* Begin *

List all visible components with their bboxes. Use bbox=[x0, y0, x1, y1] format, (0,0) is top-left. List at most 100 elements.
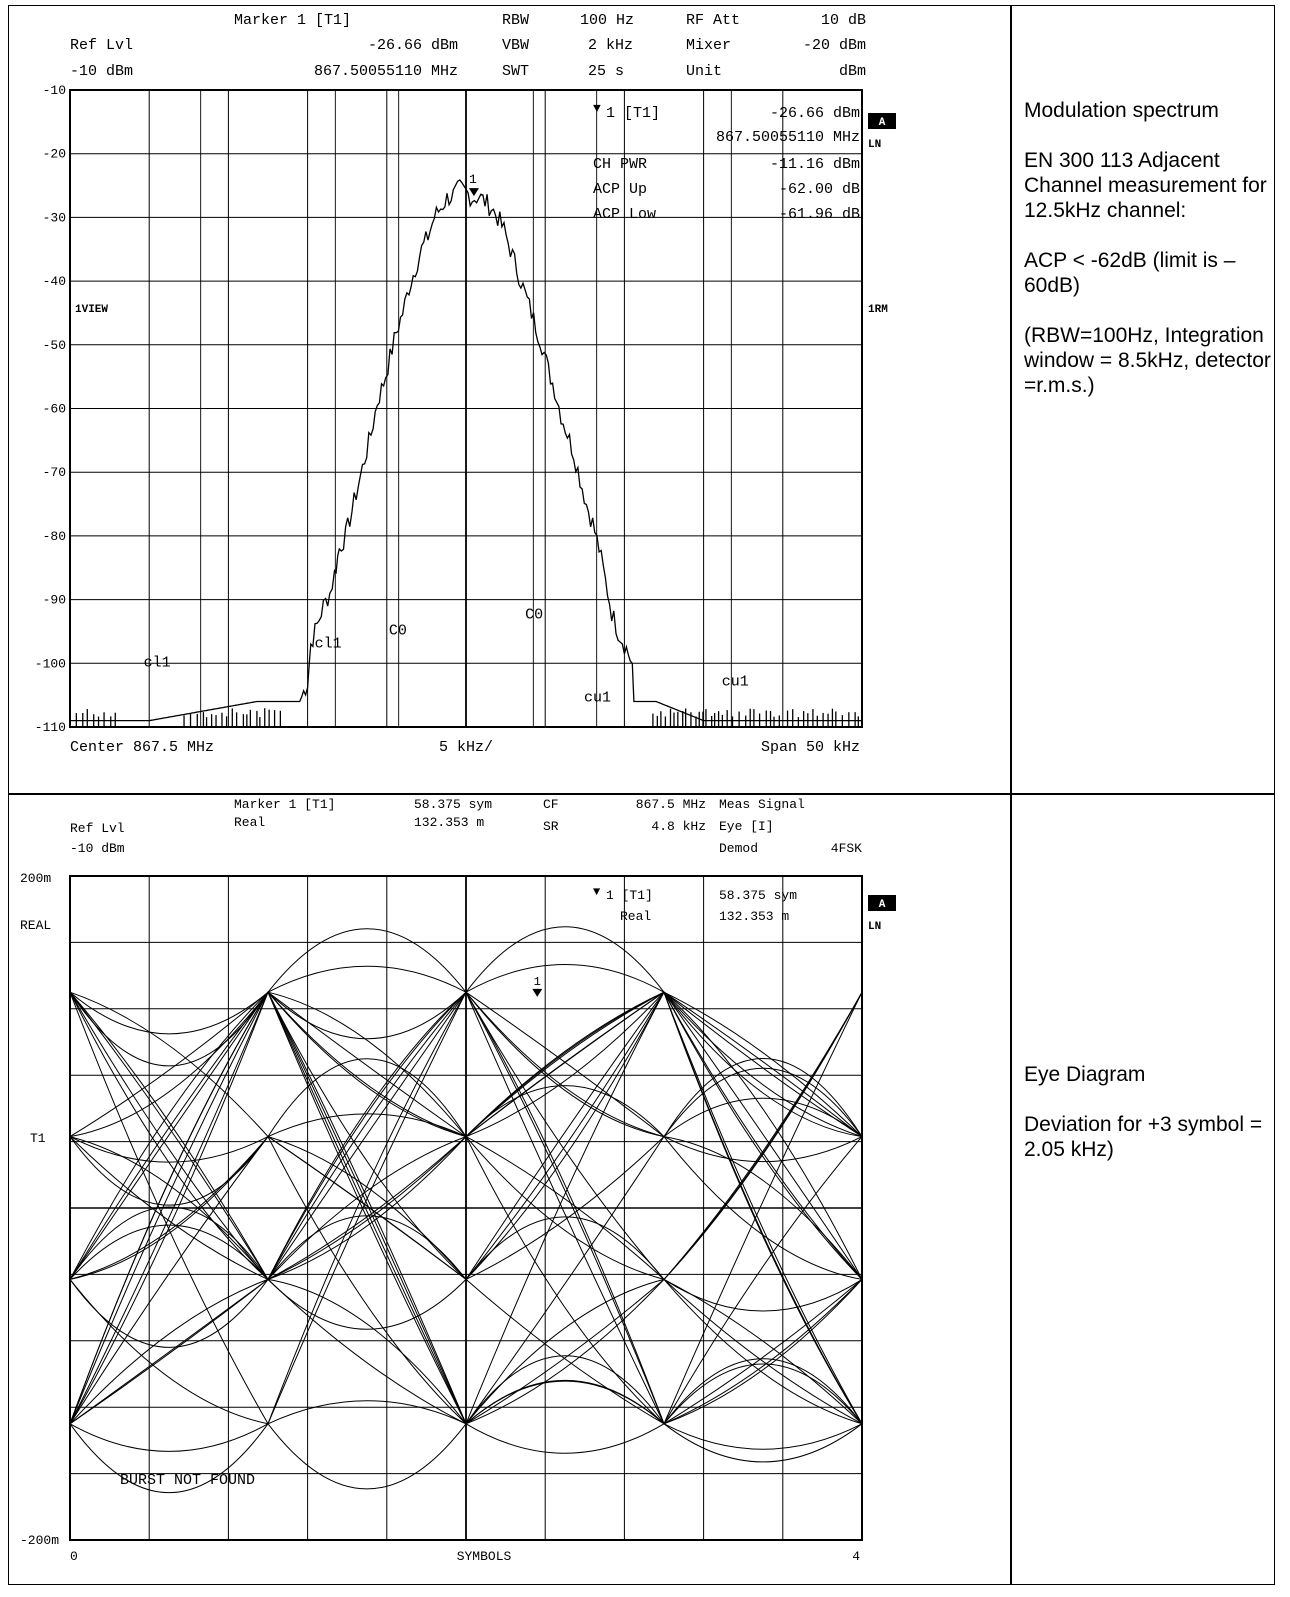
spectrum-noise-floor bbox=[75, 708, 859, 727]
spectrum-y-ticks: -10 -20 -30 -40 -50 -60 -70 -80 -90 -100 -110 bbox=[35, 83, 66, 735]
spectrum-description: Modulation spectrum EN 300 113 Adjacent … bbox=[1024, 98, 1290, 423]
spectrum-box-freq: 867.50055110 MHz bbox=[716, 129, 860, 146]
eye-trace-line bbox=[69, 991, 863, 1494]
sr-label: SR bbox=[543, 819, 559, 834]
channel-label: cl1 bbox=[144, 654, 171, 671]
eye-trace-line bbox=[69, 964, 863, 1281]
eye-trace-line bbox=[69, 991, 863, 1425]
meas-signal-value: Eye [I] bbox=[719, 819, 774, 834]
cf-value: 867.5 MHz bbox=[636, 797, 706, 812]
spectrum-y-tick-label: -40 bbox=[43, 274, 66, 289]
eye-trace-line bbox=[69, 991, 863, 1425]
span-label: Span 50 kHz bbox=[761, 739, 860, 756]
eye-box-marker: 1 [T1] bbox=[606, 888, 653, 903]
eye-marker-title: Marker 1 [T1] bbox=[234, 797, 335, 812]
desc-acp: ACP < -62dB (limit is –60dB) bbox=[1024, 249, 1236, 297]
desc-settings: (RBW=100Hz, Integration window = 8.5kHz,… bbox=[1024, 324, 1271, 397]
eye-trace-line bbox=[69, 991, 863, 1281]
cf-label: CF bbox=[543, 797, 559, 812]
eye-x-end: 4 bbox=[852, 1549, 860, 1564]
eye-box-sym: 58.375 sym bbox=[719, 888, 797, 903]
eye-grid bbox=[69, 875, 863, 1541]
marker-number-label: 1 bbox=[469, 172, 477, 187]
mixer-label: Mixer bbox=[686, 37, 731, 54]
eye-trace-line bbox=[69, 991, 863, 1425]
spectrum-marker-title: Marker 1 [T1] bbox=[234, 12, 351, 29]
eye-trace-ln-label: LN bbox=[868, 921, 881, 933]
eye-trace-line bbox=[69, 991, 863, 1425]
spectrum-marker-box: ▼ 1 [T1] -26.66 dBm 867.50055110 MHz CH … bbox=[593, 101, 860, 223]
burst-message: BURST NOT FOUND bbox=[120, 1472, 255, 1489]
rbw-value: 100 Hz bbox=[580, 12, 634, 29]
channel-label: C0 bbox=[525, 607, 543, 624]
mixer-value: -20 dBm bbox=[803, 37, 866, 54]
spectrum-trace bbox=[70, 179, 863, 722]
ch-pwr-label: CH PWR bbox=[593, 156, 647, 173]
spectrum-y-tick-label: -80 bbox=[43, 529, 66, 544]
eye-box-val: 132.353 m bbox=[719, 909, 789, 924]
eye-trace-line bbox=[69, 991, 863, 1424]
table-frame bbox=[8, 5, 1275, 1585]
rbw-label: RBW bbox=[502, 12, 529, 29]
eye-ref-lvl-value: -10 dBm bbox=[70, 841, 125, 856]
column-divider bbox=[1010, 5, 1012, 1585]
spectrum-y-tick-label: -90 bbox=[43, 593, 66, 608]
spectrum-y-tick-label: -30 bbox=[43, 210, 66, 225]
eye-side-labels: A LN REAL T1 200m -200m bbox=[20, 871, 896, 1548]
swt-value: 25 s bbox=[588, 63, 624, 80]
eye-trace-a-label: A bbox=[879, 899, 886, 911]
trace-a-badge bbox=[868, 113, 896, 129]
eye-real-label: REAL bbox=[20, 918, 51, 933]
eye-trace-line bbox=[69, 991, 863, 1425]
spectrum-y-tick-label: -70 bbox=[43, 465, 66, 480]
trace-ln-label: LN bbox=[868, 139, 881, 151]
spectrum-y-tick-label: -100 bbox=[35, 656, 66, 671]
eye-box-sub: Real bbox=[620, 909, 651, 924]
freq-div-label: 5 kHz/ bbox=[439, 739, 493, 756]
channel-label: cl1 bbox=[315, 635, 342, 652]
eye-header: Marker 1 [T1] Real 58.375 sym 132.353 m … bbox=[70, 797, 862, 856]
eye-ytick-top: 200m bbox=[20, 871, 51, 886]
eye-trace-line bbox=[69, 991, 863, 1425]
desc-title: Modulation spectrum bbox=[1024, 99, 1219, 122]
spectrum-channel-labels: cl1 cl1 C0 C0 cu1 cu1 bbox=[144, 607, 749, 707]
acp-up-value: -62.00 dB bbox=[779, 181, 860, 198]
spectrum-y-tick-label: -60 bbox=[43, 402, 66, 417]
spectrum-marker: 1 bbox=[468, 172, 479, 197]
spectrum-y-tick-label: -10 bbox=[43, 83, 66, 98]
eye-marker-val: 132.353 m bbox=[414, 815, 484, 830]
eye-trace-line bbox=[69, 991, 863, 1425]
acp-low-value: -61.96 dB bbox=[779, 206, 860, 223]
eye-x-start: 0 bbox=[70, 1549, 78, 1564]
acp-up-label: ACP Up bbox=[593, 181, 647, 198]
marker-arrow-icon bbox=[468, 188, 479, 197]
eye-trace-a-badge bbox=[868, 895, 896, 911]
eye-trace-line bbox=[69, 991, 863, 1452]
rf-att-label: RF Att bbox=[686, 12, 740, 29]
spectrum-y-tick-label: -50 bbox=[43, 338, 66, 353]
eye-trace-line bbox=[69, 991, 863, 1281]
eye-marker-sub: Real bbox=[234, 815, 265, 830]
desc-standard: EN 300 113 Adjacent Channel measurement … bbox=[1024, 149, 1267, 222]
channel-label: cu1 bbox=[722, 674, 749, 691]
spectrum-marker-freq: 867.50055110 MHz bbox=[314, 63, 458, 80]
channel-label: cu1 bbox=[584, 690, 611, 707]
spectrum-y-tick-label: -20 bbox=[43, 147, 66, 162]
spectrum-ref-lvl-value: -10 dBm bbox=[70, 63, 133, 80]
eye-ytick-bottom: -200m bbox=[20, 1533, 59, 1548]
vbw-label: VBW bbox=[502, 37, 529, 54]
unit-value: dBm bbox=[839, 63, 866, 80]
eye-trace-line bbox=[69, 965, 863, 1450]
eye-marker-box: ▼ 1 [T1] Real 58.375 sym 132.353 m bbox=[593, 885, 797, 924]
meas-signal-label: Meas Signal bbox=[719, 797, 805, 812]
spectrum-footer: Center 867.5 MHz 5 kHz/ Span 50 kHz bbox=[70, 739, 860, 756]
eye-t1-label: T1 bbox=[30, 1131, 46, 1146]
eye-marker-number-label: 1 bbox=[534, 975, 541, 989]
trace-rm-label: 1RM bbox=[868, 304, 888, 316]
eye-marker-triangle-icon: ▼ bbox=[593, 885, 601, 899]
eye-marker-sym: 58.375 sym bbox=[414, 797, 492, 812]
spectrum-side-labels: A LN 1VIEW 1RM bbox=[75, 113, 896, 316]
eye-trace-line bbox=[69, 991, 863, 1425]
channel-label: C0 bbox=[389, 623, 407, 640]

* End *

WHAT YOU HAVE TO DO: Report how many lines of the items above contain the word "mixer", giving only the number.

EXERCISE RESPONSE: 2